**Instruction**
Look through the lines below and extract each one that contains "record".

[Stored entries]
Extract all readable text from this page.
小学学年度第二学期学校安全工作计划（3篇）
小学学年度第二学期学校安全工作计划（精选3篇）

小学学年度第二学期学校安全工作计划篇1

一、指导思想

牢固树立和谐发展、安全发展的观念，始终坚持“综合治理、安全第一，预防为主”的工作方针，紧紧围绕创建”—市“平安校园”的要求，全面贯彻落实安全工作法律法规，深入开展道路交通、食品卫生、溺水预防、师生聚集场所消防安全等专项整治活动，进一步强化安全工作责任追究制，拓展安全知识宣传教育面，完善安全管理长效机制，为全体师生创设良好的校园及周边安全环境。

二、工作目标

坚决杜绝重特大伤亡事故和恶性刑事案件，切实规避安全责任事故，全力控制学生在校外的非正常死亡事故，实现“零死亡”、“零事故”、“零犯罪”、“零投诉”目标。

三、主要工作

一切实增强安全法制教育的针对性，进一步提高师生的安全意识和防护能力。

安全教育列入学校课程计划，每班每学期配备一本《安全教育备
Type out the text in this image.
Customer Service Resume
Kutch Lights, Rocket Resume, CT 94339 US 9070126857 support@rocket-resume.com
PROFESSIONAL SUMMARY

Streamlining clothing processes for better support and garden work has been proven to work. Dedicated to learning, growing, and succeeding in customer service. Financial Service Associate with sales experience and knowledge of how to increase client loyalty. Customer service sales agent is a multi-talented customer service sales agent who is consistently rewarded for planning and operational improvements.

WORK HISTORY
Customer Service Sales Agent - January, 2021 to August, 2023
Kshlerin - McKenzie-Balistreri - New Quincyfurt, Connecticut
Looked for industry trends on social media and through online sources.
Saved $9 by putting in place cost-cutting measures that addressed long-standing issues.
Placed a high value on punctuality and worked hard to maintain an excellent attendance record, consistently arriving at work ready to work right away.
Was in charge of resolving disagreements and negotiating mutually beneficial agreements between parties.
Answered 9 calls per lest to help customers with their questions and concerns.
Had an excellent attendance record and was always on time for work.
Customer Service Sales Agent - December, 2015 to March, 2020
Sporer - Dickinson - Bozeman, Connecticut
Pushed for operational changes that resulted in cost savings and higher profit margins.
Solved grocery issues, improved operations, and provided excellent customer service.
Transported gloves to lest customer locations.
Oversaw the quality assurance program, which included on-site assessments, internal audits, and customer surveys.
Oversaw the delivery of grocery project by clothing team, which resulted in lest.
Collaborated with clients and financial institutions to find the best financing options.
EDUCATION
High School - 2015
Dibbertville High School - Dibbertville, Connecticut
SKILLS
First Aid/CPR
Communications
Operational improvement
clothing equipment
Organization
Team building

**Result**
Placed a high value on punctuality and worked hard to maintain an excellent attendance record, consistently arriving at work ready to work right away.
Had an excellent attendance record and was always on time for work.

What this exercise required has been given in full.